PROBLEM REQUIREMENTS. Below is a block of records; return all of them exactly, but without the images.

═════ MATERIAL FOR THE TASK ═════

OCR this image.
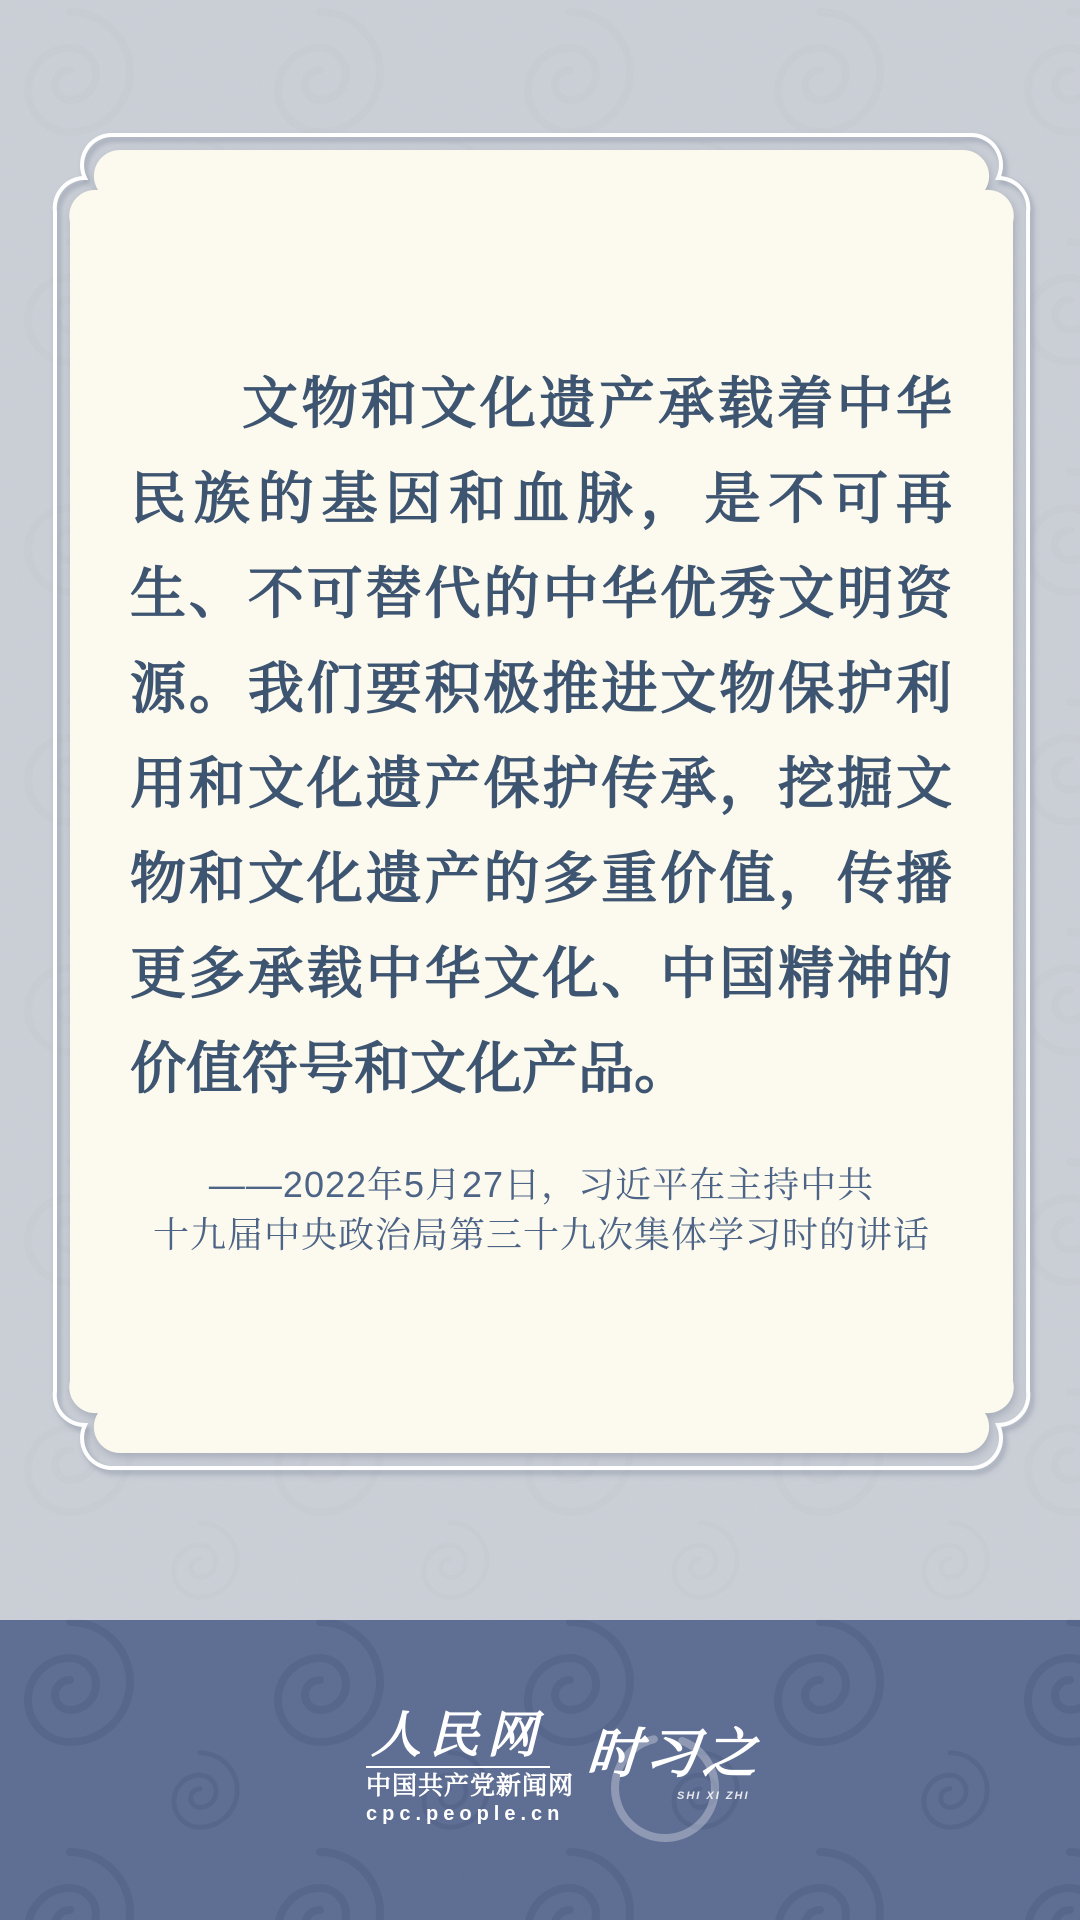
文物和文化遗产承载着中华
民族的基因和血脉，是不可再
生、不可替代的中华优秀文明资
源。我们要积极推进文物保护利
用和文化遗产保护传承，挖掘文
物和文化遗产的多重价值，传播
更多承载中华文化、中国精神的
价值符号和文化产品。
——2022年5月27日，习近平在主持中共
十九届中央政治局第三十九次集体学习时的讲话
人民网
中国共产党新闻网
cpc.people.cn
时习之
SHI XI ZHI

═════

CORRECT RESULT.
OCR this image.
文物和文化遗产承载着中华
民族的基因和血脉，是不可再
生、不可替代的中华优秀文明资
源。我们要积极推进文物保护利
用和文化遗产保护传承，挖掘文
物和文化遗产的多重价值，传播
更多承载中华文化、中国精神的
价值符号和文化产品。
——2022年5月27日，习近平在主持中共
十九届中央政治局第三十九次集体学习时的讲话
人民网
中国共产党新闻网
cpc.people.cn
时习之
SHI XI ZHI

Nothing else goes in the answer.